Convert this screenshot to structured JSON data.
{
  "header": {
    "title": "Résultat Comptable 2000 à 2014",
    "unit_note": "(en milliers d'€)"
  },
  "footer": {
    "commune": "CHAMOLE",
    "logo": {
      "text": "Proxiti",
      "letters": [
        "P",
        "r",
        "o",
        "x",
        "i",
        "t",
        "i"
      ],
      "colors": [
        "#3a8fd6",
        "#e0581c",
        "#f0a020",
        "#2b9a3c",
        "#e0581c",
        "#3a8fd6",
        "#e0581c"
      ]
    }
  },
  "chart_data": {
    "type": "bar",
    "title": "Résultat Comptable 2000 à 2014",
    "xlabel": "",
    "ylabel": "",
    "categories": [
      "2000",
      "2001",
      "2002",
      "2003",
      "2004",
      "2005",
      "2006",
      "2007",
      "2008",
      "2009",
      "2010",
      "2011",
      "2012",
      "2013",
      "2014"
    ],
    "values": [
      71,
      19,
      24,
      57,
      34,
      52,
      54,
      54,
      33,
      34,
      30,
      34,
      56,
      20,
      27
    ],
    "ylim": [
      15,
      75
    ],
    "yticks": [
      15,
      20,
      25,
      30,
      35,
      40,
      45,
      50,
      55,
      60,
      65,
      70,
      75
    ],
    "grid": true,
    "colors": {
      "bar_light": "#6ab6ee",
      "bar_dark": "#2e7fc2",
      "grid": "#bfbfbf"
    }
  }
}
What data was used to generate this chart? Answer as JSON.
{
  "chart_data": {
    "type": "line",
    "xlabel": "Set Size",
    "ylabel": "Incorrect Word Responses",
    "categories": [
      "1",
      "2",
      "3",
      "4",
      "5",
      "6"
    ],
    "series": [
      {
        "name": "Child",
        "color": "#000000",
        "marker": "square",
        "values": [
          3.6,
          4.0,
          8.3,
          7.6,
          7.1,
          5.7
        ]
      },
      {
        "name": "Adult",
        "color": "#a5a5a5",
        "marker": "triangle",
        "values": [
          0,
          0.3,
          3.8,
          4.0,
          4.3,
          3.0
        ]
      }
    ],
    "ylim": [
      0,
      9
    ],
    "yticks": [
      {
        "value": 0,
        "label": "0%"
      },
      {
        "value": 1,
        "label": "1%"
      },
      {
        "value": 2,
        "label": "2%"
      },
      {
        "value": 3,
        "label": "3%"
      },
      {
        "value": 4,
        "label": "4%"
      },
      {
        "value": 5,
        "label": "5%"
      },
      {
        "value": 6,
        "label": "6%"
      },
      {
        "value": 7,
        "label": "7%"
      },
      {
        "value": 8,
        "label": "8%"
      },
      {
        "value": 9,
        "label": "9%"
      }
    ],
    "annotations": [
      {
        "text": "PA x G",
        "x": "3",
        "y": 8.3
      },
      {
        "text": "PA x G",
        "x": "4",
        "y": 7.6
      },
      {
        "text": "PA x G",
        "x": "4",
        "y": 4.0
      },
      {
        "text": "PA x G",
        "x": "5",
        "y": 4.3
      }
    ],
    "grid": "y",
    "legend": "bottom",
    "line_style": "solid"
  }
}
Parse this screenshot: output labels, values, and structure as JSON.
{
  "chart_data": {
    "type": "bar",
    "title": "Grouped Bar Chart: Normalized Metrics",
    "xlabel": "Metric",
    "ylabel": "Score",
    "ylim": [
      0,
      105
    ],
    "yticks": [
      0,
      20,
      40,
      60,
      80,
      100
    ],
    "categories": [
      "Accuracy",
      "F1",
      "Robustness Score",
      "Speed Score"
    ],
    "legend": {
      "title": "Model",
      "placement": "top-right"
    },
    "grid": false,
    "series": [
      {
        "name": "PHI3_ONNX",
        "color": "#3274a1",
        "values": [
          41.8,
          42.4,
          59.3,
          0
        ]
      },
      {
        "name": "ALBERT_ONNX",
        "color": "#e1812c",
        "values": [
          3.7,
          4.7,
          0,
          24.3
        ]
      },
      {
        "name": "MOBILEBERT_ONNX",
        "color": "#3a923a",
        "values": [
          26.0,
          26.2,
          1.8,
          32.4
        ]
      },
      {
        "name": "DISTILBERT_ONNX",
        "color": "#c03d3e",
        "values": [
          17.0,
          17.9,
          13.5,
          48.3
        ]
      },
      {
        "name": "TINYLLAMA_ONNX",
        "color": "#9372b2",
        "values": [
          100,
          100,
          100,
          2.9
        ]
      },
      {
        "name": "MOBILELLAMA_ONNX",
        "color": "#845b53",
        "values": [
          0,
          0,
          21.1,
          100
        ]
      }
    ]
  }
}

-- -- --

### Given request
Check each line above for the word "this" and say how many have it, with nothing else.

### Exercise solution
3